GOAL OF THE EXERCISE:
Set down the records that follow exactly, every line of them.

═════ LISTED RECORDS

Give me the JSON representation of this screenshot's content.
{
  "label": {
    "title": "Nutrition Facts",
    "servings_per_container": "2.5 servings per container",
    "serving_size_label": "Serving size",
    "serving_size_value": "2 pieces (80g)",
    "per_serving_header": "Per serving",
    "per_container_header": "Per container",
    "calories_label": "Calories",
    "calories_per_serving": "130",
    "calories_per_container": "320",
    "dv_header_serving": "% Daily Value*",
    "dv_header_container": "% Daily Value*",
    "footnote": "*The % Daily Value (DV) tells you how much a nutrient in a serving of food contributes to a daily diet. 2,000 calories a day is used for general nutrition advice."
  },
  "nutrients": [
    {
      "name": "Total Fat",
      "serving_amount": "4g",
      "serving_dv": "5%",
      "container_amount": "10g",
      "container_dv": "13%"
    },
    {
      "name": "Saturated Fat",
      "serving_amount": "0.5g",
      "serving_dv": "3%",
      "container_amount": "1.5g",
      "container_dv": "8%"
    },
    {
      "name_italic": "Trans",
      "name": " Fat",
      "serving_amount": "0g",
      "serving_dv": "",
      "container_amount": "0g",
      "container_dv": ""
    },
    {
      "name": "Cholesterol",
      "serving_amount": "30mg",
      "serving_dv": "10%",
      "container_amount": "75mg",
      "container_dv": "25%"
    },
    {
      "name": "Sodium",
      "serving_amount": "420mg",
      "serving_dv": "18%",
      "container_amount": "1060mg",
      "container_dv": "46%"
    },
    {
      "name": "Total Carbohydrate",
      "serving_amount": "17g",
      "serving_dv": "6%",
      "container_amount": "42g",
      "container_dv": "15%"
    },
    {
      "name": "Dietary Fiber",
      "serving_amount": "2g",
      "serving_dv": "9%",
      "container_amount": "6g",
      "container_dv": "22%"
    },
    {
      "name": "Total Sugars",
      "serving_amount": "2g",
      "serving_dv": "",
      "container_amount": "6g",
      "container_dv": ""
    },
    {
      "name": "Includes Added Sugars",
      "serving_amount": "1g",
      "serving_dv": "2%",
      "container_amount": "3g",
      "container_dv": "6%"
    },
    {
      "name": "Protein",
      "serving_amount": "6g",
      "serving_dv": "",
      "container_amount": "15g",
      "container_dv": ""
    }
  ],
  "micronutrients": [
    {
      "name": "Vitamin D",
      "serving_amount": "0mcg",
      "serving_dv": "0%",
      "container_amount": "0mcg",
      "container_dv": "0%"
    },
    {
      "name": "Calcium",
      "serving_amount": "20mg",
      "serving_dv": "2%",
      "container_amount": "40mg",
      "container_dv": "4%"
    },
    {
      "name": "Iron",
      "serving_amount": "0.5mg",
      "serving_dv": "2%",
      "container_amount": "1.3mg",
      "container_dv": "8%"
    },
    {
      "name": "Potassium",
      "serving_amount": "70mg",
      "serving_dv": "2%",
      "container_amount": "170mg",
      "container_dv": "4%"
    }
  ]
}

══════════

SOLUTION:
Give me the JSON representation of this screenshot's content.
{
  "label": {
    "title": "Nutrition Facts",
    "servings_per_container": "2.5 servings per container",
    "serving_size_label": "Serving size",
    "serving_size_value": "2 pieces (80g)",
    "per_serving_header": "Per serving",
    "per_container_header": "Per container",
    "calories_label": "Calories",
    "calories_per_serving": "130",
    "calories_per_container": "320",
    "dv_header_serving": "% Daily Value*",
    "dv_header_container": "% Daily Value*",
    "footnote": "*The % Daily Value (DV) tells you how much a nutrient in a serving of food contributes to a daily diet. 2,000 calories a day is used for general nutrition advice."
  },
  "nutrients": [
    {
      "name": "Total Fat",
      "serving_amount": "4g",
      "serving_dv": "5%",
      "container_amount": "10g",
      "container_dv": "13%"
    },
    {
      "name": "Saturated Fat",
      "serving_amount": "0.5g",
      "serving_dv": "3%",
      "container_amount": "1.5g",
      "container_dv": "8%"
    },
    {
      "name_italic": "Trans",
      "name": " Fat",
      "serving_amount": "0g",
      "serving_dv": "",
      "container_amount": "0g",
      "container_dv": ""
    },
    {
      "name": "Cholesterol",
      "serving_amount": "30mg",
      "serving_dv": "10%",
      "container_amount": "75mg",
      "container_dv": "25%"
    },
    {
      "name": "Sodium",
      "serving_amount": "420mg",
      "serving_dv": "18%",
      "container_amount": "1060mg",
      "container_dv": "46%"
    },
    {
      "name": "Total Carbohydrate",
      "serving_amount": "17g",
      "serving_dv": "6%",
      "container_amount": "42g",
      "container_dv": "15%"
    },
    {
      "name": "Dietary Fiber",
      "serving_amount": "2g",
      "serving_dv": "9%",
      "container_amount": "6g",
      "container_dv": "22%"
    },
    {
      "name": "Total Sugars",
      "serving_amount": "2g",
      "serving_dv": "",
      "container_amount": "6g",
      "container_dv": ""
    },
    {
      "name": "Includes Added Sugars",
      "serving_amount": "1g",
      "serving_dv": "2%",
      "container_amount": "3g",
      "container_dv": "6%"
    },
    {
      "name": "Protein",
      "serving_amount": "6g",
      "serving_dv": "",
      "container_amount": "15g",
      "container_dv": ""
    }
  ],
  "micronutrients": [
    {
      "name": "Vitamin D",
      "serving_amount": "0mcg",
      "serving_dv": "0%",
      "container_amount": "0mcg",
      "container_dv": "0%"
    },
    {
      "name": "Calcium",
      "serving_amount": "20mg",
      "serving_dv": "2%",
      "container_amount": "40mg",
      "container_dv": "4%"
    },
    {
      "name": "Iron",
      "serving_amount": "0.5mg",
      "serving_dv": "2%",
      "container_amount": "1.3mg",
      "container_dv": "8%"
    },
    {
      "name": "Potassium",
      "serving_amount": "70mg",
      "serving_dv": "2%",
      "container_amount": "170mg",
      "container_dv": "4%"
    }
  ]
}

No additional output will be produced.